| GOAL |
Extract the lines that hold the string "نمرات".

(Items listed in a dataset)
---+---

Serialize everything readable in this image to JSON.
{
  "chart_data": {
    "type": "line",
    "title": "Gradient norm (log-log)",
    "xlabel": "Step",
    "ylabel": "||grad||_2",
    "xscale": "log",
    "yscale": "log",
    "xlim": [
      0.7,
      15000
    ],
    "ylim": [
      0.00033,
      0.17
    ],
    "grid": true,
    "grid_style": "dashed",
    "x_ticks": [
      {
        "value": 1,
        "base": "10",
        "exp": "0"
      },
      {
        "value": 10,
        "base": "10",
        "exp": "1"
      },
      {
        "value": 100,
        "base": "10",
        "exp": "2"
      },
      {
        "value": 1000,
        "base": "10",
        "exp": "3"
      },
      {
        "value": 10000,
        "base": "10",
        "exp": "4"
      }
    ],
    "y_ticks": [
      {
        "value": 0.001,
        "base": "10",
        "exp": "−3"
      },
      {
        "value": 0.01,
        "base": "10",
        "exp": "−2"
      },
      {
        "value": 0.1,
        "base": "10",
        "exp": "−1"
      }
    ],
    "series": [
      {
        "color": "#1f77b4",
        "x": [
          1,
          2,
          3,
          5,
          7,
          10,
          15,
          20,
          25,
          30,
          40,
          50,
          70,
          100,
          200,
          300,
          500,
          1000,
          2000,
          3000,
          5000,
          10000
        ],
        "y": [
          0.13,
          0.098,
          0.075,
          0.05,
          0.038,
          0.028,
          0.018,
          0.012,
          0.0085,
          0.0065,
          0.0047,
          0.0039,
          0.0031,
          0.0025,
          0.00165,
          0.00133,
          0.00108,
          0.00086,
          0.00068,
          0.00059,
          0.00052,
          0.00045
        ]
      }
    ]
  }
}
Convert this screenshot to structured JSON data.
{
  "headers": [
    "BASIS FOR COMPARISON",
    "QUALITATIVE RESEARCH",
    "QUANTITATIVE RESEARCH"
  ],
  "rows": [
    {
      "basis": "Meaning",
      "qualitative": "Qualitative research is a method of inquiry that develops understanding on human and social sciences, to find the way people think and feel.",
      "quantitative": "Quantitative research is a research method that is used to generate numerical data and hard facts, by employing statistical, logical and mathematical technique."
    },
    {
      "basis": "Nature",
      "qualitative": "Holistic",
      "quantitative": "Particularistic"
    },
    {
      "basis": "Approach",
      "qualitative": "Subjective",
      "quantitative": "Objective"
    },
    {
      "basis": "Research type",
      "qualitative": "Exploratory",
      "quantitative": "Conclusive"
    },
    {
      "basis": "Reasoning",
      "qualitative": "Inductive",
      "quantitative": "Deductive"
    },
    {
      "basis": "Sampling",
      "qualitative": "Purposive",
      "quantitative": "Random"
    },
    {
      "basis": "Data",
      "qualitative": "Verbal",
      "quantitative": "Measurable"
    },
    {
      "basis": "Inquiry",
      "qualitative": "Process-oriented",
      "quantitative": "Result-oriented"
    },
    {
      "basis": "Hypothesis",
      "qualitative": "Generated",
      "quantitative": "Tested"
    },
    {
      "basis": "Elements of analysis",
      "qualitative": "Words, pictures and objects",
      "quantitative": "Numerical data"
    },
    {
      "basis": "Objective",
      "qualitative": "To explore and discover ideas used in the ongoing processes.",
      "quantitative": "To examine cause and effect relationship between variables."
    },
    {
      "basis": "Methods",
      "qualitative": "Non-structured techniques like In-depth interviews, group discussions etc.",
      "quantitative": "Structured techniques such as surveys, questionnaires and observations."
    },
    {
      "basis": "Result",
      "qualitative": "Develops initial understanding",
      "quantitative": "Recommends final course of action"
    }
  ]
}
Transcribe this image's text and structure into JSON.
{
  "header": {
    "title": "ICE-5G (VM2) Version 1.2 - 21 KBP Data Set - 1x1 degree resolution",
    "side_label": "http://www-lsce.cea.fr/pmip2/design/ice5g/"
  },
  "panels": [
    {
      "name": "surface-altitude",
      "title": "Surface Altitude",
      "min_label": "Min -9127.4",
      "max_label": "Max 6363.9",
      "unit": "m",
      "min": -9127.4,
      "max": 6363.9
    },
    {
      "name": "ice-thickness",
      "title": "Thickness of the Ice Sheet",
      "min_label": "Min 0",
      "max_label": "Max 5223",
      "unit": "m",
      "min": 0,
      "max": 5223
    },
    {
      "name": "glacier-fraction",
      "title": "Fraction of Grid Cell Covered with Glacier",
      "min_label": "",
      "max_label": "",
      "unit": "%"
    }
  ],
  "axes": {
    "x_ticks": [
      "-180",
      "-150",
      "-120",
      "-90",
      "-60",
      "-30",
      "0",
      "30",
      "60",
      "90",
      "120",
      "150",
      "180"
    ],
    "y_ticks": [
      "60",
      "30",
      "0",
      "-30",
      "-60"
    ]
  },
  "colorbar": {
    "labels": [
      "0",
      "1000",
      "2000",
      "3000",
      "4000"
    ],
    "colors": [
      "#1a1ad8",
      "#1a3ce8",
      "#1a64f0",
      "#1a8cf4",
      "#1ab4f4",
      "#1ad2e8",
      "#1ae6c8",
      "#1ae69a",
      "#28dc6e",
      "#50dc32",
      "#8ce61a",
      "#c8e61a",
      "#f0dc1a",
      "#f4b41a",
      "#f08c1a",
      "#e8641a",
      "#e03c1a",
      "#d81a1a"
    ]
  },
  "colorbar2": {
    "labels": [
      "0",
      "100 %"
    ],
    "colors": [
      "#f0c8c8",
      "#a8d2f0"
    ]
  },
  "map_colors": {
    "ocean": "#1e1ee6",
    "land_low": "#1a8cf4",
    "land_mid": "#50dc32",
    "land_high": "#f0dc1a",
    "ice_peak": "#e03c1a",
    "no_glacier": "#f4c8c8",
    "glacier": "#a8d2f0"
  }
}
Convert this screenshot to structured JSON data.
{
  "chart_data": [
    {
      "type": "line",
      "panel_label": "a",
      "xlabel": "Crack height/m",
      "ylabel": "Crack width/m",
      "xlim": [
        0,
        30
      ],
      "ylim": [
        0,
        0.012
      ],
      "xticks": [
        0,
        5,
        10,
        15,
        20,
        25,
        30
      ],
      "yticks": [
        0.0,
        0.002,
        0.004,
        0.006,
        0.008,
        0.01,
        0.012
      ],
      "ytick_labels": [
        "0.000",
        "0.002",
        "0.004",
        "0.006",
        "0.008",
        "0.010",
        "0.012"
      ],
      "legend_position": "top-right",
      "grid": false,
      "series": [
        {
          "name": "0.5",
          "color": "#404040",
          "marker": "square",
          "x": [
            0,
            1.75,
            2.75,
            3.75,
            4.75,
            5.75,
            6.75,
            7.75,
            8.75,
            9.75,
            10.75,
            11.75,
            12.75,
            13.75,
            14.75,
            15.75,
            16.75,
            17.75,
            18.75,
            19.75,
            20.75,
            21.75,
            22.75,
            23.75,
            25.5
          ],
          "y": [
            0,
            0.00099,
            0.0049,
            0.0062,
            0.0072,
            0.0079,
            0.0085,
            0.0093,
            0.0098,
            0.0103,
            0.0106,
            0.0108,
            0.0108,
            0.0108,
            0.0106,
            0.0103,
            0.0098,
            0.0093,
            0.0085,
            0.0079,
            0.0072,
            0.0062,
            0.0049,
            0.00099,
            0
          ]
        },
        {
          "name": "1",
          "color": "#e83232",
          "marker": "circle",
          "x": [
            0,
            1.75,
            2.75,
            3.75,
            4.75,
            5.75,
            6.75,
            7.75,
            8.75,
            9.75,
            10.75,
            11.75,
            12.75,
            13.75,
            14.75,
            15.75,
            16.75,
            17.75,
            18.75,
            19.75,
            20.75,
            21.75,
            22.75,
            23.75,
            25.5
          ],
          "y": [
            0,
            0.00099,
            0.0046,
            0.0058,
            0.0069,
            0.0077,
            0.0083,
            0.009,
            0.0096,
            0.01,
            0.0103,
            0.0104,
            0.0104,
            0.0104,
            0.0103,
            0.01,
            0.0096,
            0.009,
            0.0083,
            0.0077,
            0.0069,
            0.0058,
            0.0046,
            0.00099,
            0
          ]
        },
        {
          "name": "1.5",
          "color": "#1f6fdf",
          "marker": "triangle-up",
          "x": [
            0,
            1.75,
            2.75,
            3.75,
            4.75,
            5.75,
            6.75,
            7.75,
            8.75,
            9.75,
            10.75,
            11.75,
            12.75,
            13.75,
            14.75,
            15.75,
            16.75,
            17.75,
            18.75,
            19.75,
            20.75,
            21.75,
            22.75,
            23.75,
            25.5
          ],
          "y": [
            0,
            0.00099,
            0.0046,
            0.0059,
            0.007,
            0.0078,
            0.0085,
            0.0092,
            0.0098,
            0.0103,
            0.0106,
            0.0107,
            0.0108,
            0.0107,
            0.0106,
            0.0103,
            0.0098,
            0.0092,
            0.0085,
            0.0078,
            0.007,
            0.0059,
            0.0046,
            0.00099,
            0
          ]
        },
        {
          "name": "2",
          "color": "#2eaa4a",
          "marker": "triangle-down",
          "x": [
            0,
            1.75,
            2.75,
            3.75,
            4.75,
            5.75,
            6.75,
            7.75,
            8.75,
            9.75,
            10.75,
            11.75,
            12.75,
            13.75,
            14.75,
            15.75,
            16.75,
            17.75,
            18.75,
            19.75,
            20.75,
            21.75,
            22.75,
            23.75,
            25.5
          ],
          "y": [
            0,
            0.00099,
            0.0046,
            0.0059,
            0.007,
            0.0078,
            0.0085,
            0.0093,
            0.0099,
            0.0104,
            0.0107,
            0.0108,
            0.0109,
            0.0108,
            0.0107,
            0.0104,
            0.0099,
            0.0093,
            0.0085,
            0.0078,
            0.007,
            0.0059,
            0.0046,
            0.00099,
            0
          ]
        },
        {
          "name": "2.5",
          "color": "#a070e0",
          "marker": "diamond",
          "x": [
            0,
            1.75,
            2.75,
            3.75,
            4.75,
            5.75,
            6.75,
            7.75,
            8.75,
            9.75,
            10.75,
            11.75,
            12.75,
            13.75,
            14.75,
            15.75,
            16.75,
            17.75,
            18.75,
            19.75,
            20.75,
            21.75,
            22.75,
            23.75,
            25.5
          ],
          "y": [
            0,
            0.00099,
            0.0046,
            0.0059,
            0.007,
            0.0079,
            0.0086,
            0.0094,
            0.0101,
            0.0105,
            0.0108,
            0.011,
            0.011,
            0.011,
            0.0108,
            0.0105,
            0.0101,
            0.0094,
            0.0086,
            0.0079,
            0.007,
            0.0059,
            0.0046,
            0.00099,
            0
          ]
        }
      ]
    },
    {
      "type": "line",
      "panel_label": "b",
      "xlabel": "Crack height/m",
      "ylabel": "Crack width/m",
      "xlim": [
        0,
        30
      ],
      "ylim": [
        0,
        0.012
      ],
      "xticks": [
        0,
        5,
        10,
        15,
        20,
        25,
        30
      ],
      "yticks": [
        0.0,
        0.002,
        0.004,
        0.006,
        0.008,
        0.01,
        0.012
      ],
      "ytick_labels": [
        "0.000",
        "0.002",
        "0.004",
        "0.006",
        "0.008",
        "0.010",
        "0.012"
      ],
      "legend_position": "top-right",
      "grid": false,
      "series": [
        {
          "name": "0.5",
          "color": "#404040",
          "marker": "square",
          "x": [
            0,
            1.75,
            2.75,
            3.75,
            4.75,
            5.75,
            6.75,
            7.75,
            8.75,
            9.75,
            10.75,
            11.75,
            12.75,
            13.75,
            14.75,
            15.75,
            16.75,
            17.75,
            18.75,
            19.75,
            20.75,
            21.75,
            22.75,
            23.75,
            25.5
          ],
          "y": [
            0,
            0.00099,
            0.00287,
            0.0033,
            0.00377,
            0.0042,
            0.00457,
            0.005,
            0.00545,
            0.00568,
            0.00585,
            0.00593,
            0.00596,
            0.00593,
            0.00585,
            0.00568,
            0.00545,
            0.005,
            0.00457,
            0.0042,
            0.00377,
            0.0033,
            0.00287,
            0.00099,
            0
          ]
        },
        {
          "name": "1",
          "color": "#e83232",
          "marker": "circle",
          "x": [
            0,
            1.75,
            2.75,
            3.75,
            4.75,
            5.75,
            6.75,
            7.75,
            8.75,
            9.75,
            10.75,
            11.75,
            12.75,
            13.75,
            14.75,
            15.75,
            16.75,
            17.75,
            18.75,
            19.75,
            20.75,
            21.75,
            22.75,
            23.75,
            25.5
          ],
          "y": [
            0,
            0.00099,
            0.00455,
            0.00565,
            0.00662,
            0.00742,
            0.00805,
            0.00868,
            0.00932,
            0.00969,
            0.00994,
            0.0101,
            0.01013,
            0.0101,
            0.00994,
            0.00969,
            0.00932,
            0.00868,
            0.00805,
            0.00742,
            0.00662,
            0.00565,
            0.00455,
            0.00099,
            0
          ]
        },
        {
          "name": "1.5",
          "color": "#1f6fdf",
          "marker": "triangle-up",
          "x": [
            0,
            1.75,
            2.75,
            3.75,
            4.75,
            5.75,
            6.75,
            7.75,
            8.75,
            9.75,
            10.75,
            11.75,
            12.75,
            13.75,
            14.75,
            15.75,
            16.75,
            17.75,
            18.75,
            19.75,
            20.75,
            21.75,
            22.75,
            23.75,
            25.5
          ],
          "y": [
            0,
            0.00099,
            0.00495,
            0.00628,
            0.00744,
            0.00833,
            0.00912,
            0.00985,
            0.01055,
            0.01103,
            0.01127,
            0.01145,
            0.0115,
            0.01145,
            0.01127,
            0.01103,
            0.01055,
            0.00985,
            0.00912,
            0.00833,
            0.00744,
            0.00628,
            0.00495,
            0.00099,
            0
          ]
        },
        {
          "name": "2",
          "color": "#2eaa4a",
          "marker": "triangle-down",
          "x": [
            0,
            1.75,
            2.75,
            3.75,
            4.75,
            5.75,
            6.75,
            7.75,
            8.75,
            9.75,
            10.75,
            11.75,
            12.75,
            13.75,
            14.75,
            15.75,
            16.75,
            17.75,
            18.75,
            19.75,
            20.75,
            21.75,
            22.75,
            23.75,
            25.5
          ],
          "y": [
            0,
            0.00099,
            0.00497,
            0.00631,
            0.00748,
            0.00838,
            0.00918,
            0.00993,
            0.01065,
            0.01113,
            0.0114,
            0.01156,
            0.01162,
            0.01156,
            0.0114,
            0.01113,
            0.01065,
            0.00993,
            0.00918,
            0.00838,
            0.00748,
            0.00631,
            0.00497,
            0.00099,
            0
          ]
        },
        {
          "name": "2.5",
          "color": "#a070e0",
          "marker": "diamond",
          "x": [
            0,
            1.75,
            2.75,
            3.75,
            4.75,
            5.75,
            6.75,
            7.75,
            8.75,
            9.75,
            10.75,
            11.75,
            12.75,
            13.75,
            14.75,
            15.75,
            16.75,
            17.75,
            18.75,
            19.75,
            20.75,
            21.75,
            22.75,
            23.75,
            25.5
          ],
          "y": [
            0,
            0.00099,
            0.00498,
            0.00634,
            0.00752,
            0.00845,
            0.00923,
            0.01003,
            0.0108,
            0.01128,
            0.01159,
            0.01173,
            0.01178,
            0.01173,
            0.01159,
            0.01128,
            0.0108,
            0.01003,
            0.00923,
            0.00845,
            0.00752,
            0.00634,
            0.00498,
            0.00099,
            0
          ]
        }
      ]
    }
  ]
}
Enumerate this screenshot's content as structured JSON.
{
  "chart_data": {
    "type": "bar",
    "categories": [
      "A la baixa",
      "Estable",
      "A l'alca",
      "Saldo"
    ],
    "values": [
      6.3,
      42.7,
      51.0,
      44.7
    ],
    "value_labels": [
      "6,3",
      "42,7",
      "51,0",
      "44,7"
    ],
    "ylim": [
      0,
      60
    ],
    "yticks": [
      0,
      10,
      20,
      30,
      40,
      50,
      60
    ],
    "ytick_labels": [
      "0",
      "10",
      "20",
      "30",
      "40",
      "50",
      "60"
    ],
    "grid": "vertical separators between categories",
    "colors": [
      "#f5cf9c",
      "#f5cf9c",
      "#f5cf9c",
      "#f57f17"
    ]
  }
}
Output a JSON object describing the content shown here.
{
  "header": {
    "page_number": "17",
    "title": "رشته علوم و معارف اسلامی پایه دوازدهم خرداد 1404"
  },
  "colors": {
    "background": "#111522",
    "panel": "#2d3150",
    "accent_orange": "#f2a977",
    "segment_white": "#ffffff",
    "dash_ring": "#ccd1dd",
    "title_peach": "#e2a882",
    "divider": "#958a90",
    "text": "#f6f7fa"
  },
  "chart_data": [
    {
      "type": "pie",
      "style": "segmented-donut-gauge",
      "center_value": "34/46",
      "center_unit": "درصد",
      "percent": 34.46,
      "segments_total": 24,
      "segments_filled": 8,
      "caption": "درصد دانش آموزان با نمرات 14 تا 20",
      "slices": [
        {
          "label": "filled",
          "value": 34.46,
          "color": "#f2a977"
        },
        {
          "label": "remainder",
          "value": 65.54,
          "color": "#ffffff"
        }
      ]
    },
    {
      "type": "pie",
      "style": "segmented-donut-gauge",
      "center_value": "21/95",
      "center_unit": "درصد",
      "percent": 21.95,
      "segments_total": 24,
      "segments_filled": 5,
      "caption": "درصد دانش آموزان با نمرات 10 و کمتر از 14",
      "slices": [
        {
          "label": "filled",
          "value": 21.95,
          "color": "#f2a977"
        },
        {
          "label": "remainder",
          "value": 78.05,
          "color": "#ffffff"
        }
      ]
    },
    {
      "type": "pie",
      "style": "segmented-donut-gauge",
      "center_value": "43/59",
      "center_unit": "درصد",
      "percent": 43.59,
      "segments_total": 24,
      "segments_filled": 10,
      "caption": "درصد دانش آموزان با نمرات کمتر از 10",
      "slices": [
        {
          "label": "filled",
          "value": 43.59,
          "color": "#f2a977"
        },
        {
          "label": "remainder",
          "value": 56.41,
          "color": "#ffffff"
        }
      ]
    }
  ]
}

---+---

| THE RESULT |
      "caption": "درصد دانش آموزان با نمرات 14 تا 20",
      "caption": "درصد دانش آموزان با نمرات 10 و کمتر از 14",
      "caption": "درصد دانش آموزان با نمرات کمتر از 10",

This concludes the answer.